== Exercise description ==
Say how many lines contain "Single", using only the number.

== Stored items ==
---*---

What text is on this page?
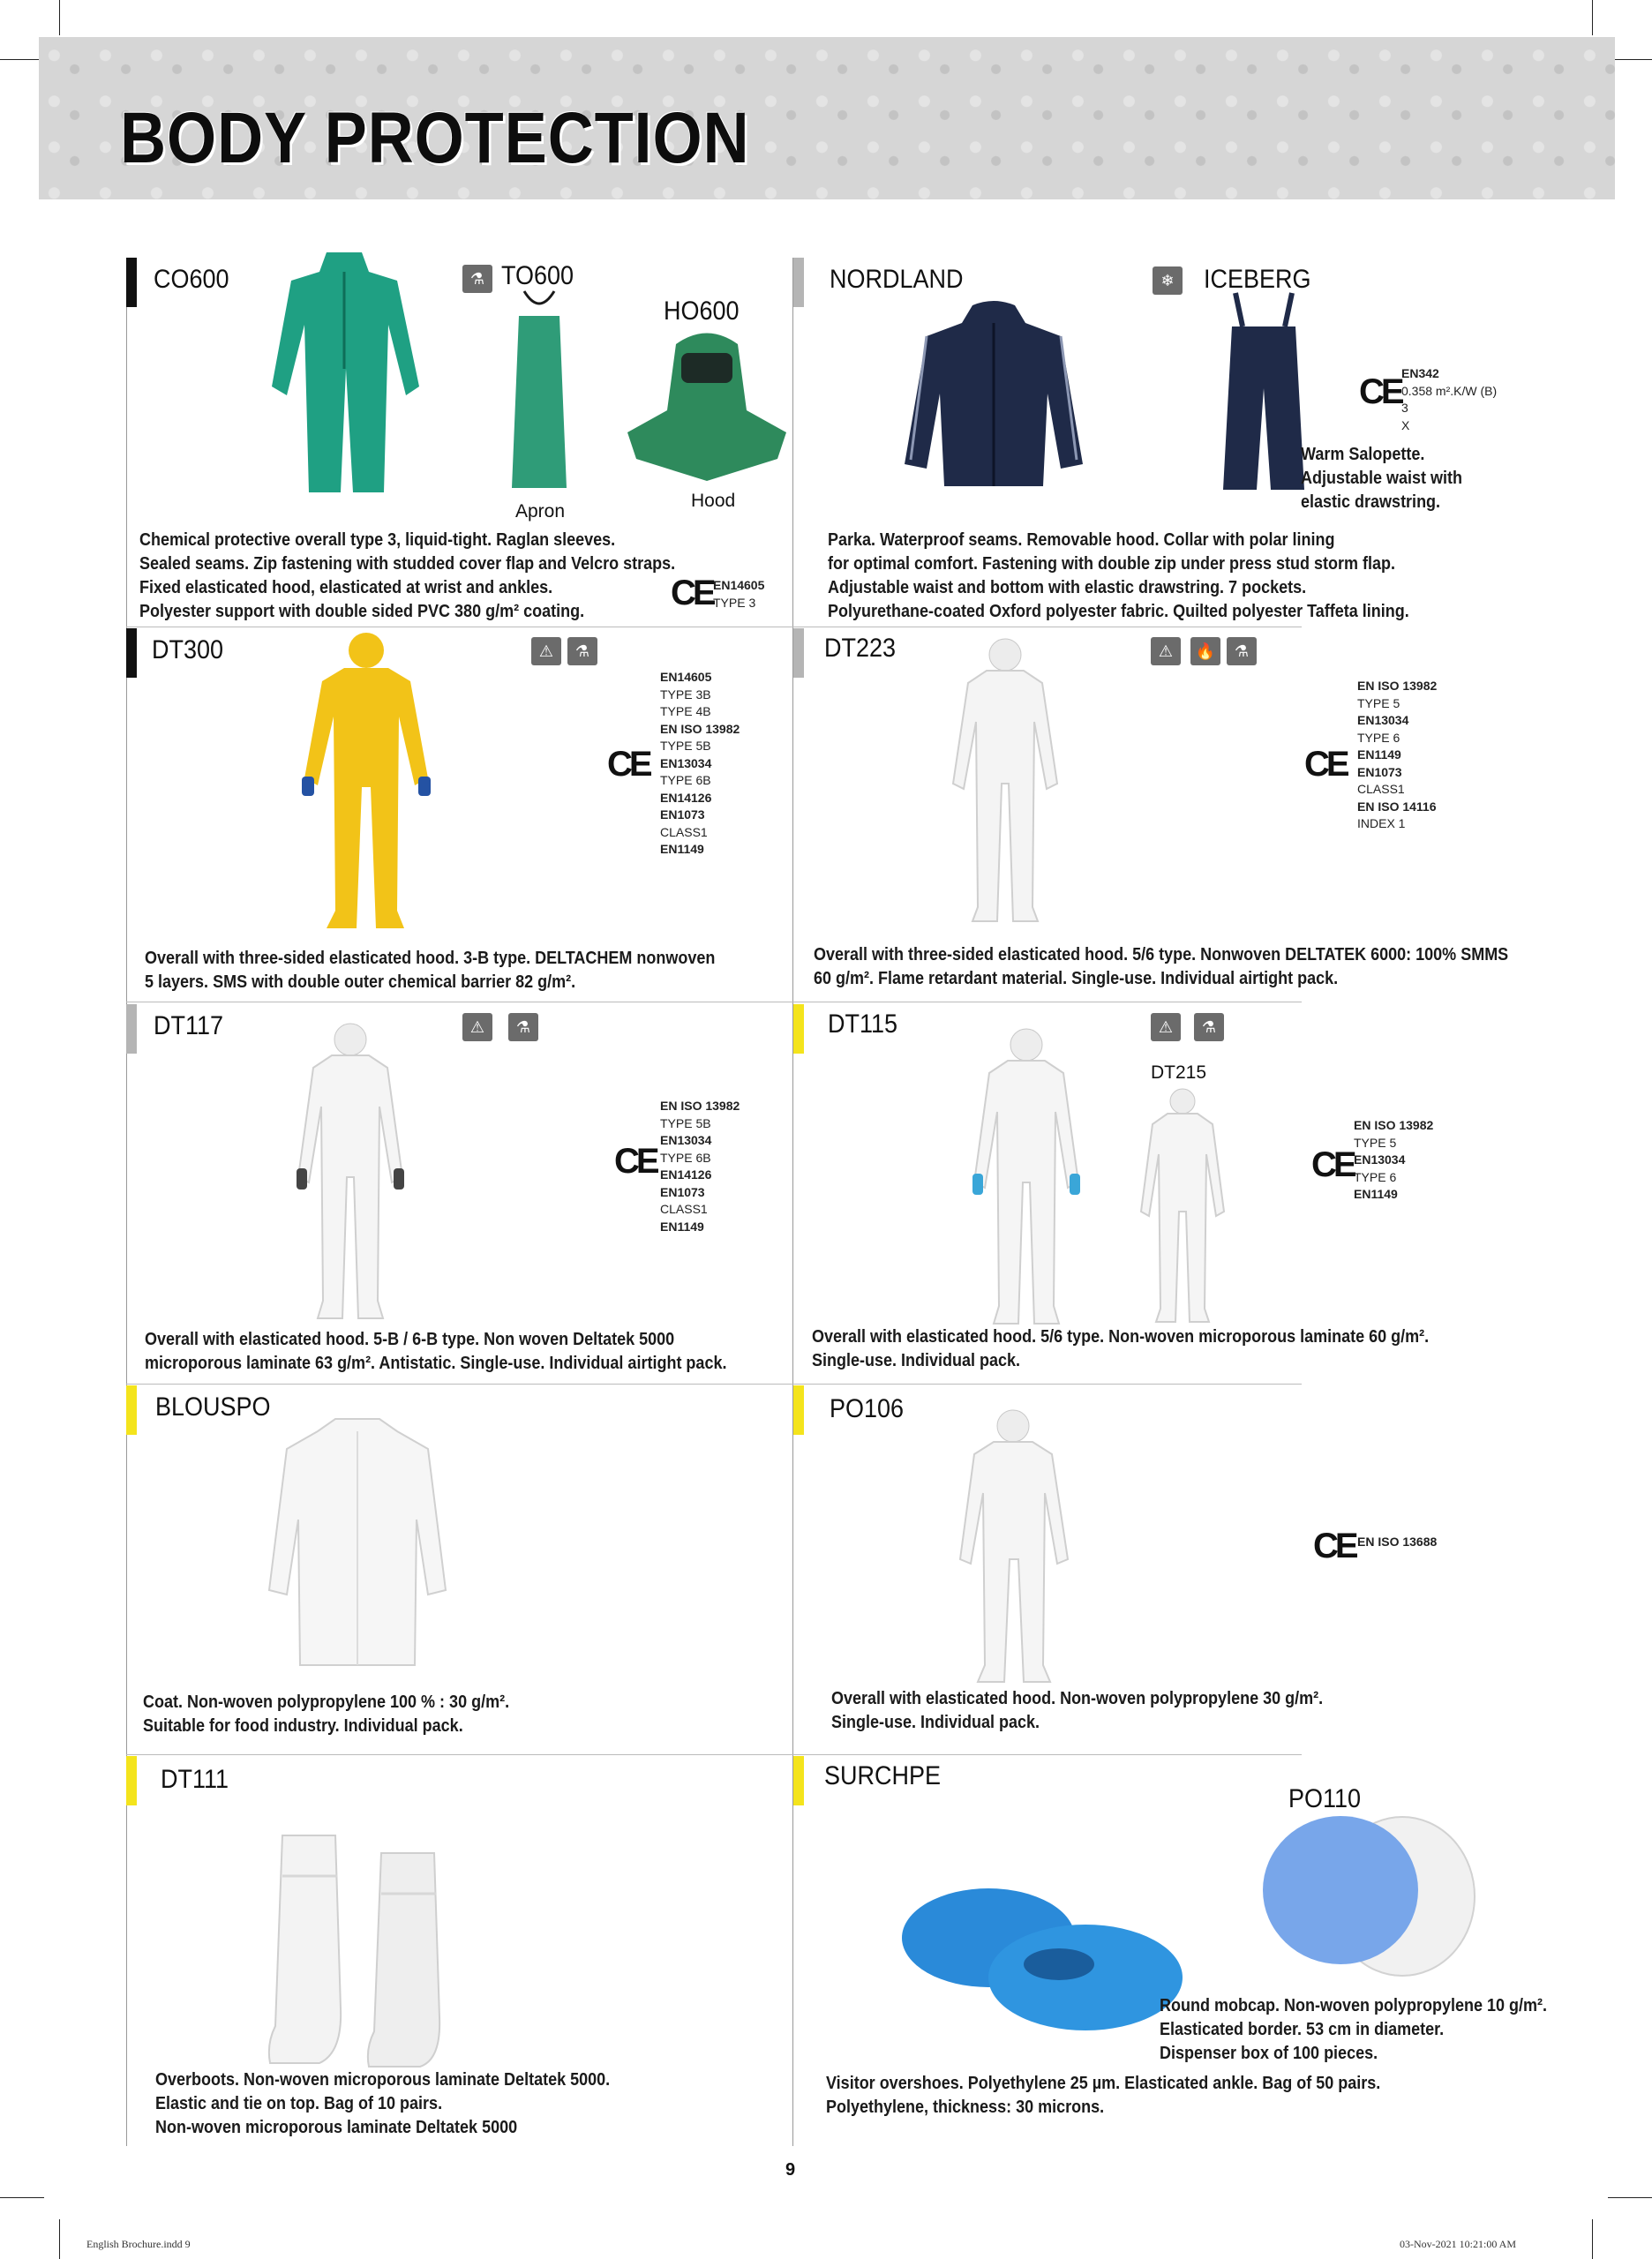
BODY PROTECTION
CO600	⚗ TO600
Apron
HO600
Hood
Chemical protective overall type 3, liquid-tight. Raglan sleeves.
Sealed seams. Zip fastening with studded cover flap and Velcro straps.
Fixed elasticated hood, elasticated at wrist and ankles.
Polyester support with double sided PVC 380 g/m² coating.	CE EN14605
TYPE 3
NORDLAND	❄	ICEBERG
CE EN342
0.358 m².K/W (B)
3
X
Warm Salopette.
Adjustable waist with
elastic drawstring.
Parka. Waterproof seams. Removable hood. Collar with polar lining
for optimal comfort. Fastening with double zip under press stud storm flap.
Adjustable waist and bottom with elastic drawstring. 7 pockets.
Polyurethane-coated Oxford polyester fabric. Quilted polyester Taffeta lining.
DT300	⚠	⚗
CE
EN14605
TYPE 3B
TYPE 4B
EN ISO 13982
TYPE 5B
EN13034
TYPE 6B
EN14126
EN1073
CLASS1
EN1149
Overall with three-sided elasticated hood. 3-B type. DELTACHEM nonwoven
5 layers. SMS with double outer chemical barrier 82 g/m².
DT223	⚠	🔥	⚗
CE
EN ISO 13982
TYPE 5
EN13034
TYPE 6
EN1149
EN1073
CLASS1
EN ISO 14116
INDEX 1
Overall with three-sided elasticated hood. 5/6 type. Nonwoven DELTATEK 6000: 100% SMMS
60 g/m². Flame retardant material. Single-use. Individual airtight pack.
DT117	⚠	⚗
CE
EN ISO 13982
TYPE 5B
EN13034
TYPE 6B
EN14126
EN1073
CLASS1
EN1149
Overall with elasticated hood. 5-B / 6-B type. Non woven Deltatek 5000
microporous laminate 63 g/m². Antistatic. Single-use. Individual airtight pack.
DT115	⚠	⚗
DT215
CE
EN ISO 13982
TYPE 5
EN13034
TYPE 6
EN1149
Overall with elasticated hood. 5/6 type. Non-woven microporous laminate 60 g/m².
Single-use. Individual pack.
BLOUSPO
Coat. Non-woven polypropylene 100 % : 30 g/m².
Suitable for food industry. Individual pack.
PO106
CE EN ISO 13688
Overall with elasticated hood. Non-woven polypropylene 30 g/m².
Single-use. Individual pack.
DT111
Overboots. Non-woven microporous laminate Deltatek 5000.
Elastic and tie on top. Bag of 10 pairs.
Non-woven microporous laminate Deltatek 5000
SURCHPE
PO110
Round mobcap. Non-woven polypropylene 10 g/m².
Elasticated border. 53 cm in diameter.
Dispenser box of 100 pieces.
Visitor overshoes. Polyethylene 25 µm. Elasticated ankle. Bag of 50 pairs.
Polyethylene, thickness: 30 microns.
9
English Brochure.indd 9	03-Nov-2021 10:21:00 AM
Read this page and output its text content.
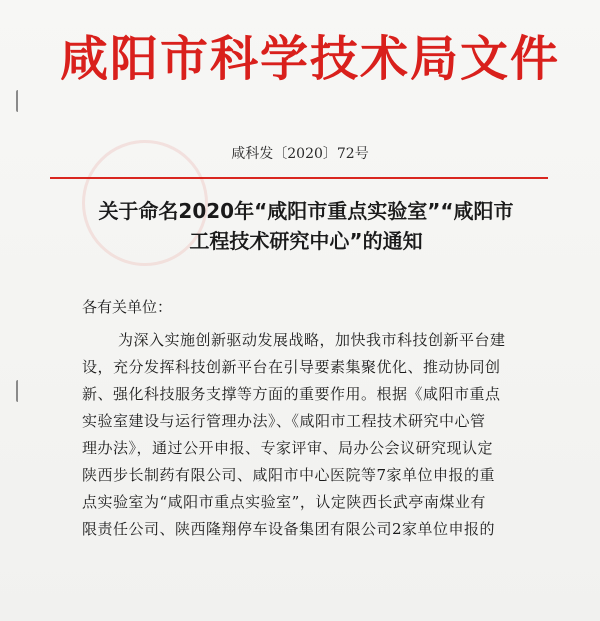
咸阳市科学技术局文件
咸科发〔2020〕72号
关于命名2020年“咸阳市重点实验室”“咸阳市
工程技术研究中心”的通知
各有关单位：
为深入实施创新驱动发展战略，加快我市科技创新平台建
设，充分发挥科技创新平台在引导要素集聚优化、推动协同创
新、强化科技服务支撑等方面的重要作用。根据《咸阳市重点
实验室建设与运行管理办法》、《咸阳市工程技术研究中心管
理办法》，通过公开申报、专家评审、局办公会议研究现认定
陕西步长制药有限公司、咸阳市中心医院等7家单位申报的重
点实验室为“咸阳市重点实验室”，认定陕西长武亭南煤业有
限责任公司、陕西隆翔停车设备集团有限公司2家单位申报的
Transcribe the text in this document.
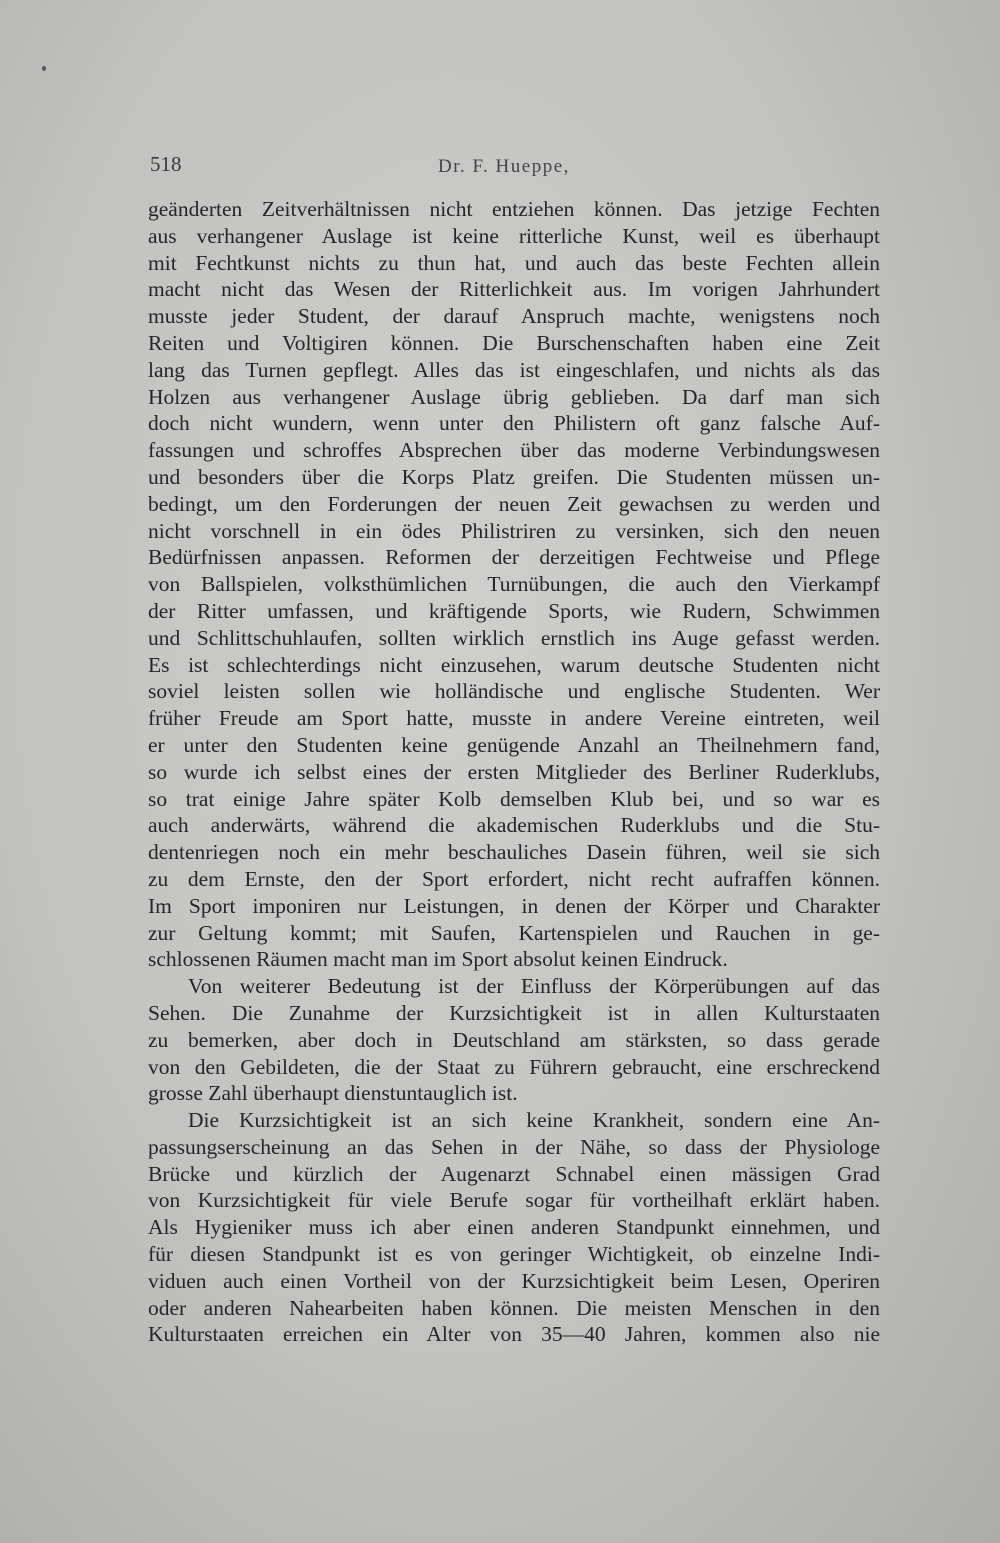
518	Dr. F. Hueppe,
geänderten Zeitverhältnissen nicht entziehen können. Das jetzige Fechten
aus verhangener Auslage ist keine ritterliche Kunst, weil es überhaupt
mit Fechtkunst nichts zu thun hat, und auch das beste Fechten allein
macht nicht das Wesen der Ritterlichkeit aus. Im vorigen Jahrhundert
musste jeder Student, der darauf Anspruch machte, wenigstens noch
Reiten und Voltigiren können. Die Burschenschaften haben eine Zeit
lang das Turnen gepflegt. Alles das ist eingeschlafen, und nichts als das
Holzen aus verhangener Auslage übrig geblieben. Da darf man sich
doch nicht wundern, wenn unter den Philistern oft ganz falsche Auf-
fassungen und schroffes Absprechen über das moderne Verbindungswesen
und besonders über die Korps Platz greifen. Die Studenten müssen un-
bedingt, um den Forderungen der neuen Zeit gewachsen zu werden und
nicht vorschnell in ein ödes Philistriren zu versinken, sich den neuen
Bedürfnissen anpassen. Reformen der derzeitigen Fechtweise und Pflege
von Ballspielen, volksthümlichen Turnübungen, die auch den Vierkampf
der Ritter umfassen, und kräftigende Sports, wie Rudern, Schwimmen
und Schlittschuhlaufen, sollten wirklich ernstlich ins Auge gefasst werden.
Es ist schlechterdings nicht einzusehen, warum deutsche Studenten nicht
soviel leisten sollen wie holländische und englische Studenten. Wer
früher Freude am Sport hatte, musste in andere Vereine eintreten, weil
er unter den Studenten keine genügende Anzahl an Theilnehmern fand,
so wurde ich selbst eines der ersten Mitglieder des Berliner Ruderklubs,
so trat einige Jahre später Kolb demselben Klub bei, und so war es
auch anderwärts, während die akademischen Ruderklubs und die Stu-
dentenriegen noch ein mehr beschauliches Dasein führen, weil sie sich
zu dem Ernste, den der Sport erfordert, nicht recht aufraffen können.
Im Sport imponiren nur Leistungen, in denen der Körper und Charakter
zur Geltung kommt; mit Saufen, Kartenspielen und Rauchen in ge-
schlossenen Räumen macht man im Sport absolut keinen Eindruck.
Von weiterer Bedeutung ist der Einfluss der Körperübungen auf das
Sehen. Die Zunahme der Kurzsichtigkeit ist in allen Kulturstaaten
zu bemerken, aber doch in Deutschland am stärksten, so dass gerade
von den Gebildeten, die der Staat zu Führern gebraucht, eine erschreckend
grosse Zahl überhaupt dienstuntauglich ist.
Die Kurzsichtigkeit ist an sich keine Krankheit, sondern eine An-
passungserscheinung an das Sehen in der Nähe, so dass der Physiologe
Brücke und kürzlich der Augenarzt Schnabel einen mässigen Grad
von Kurzsichtigkeit für viele Berufe sogar für vortheilhaft erklärt haben.
Als Hygieniker muss ich aber einen anderen Standpunkt einnehmen, und
für diesen Standpunkt ist es von geringer Wichtigkeit, ob einzelne Indi-
viduen auch einen Vortheil von der Kurzsichtigkeit beim Lesen, Operiren
oder anderen Nahearbeiten haben können. Die meisten Menschen in den
Kulturstaaten erreichen ein Alter von 35—40 Jahren, kommen also nie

---*---

== Result for this exercise ==
4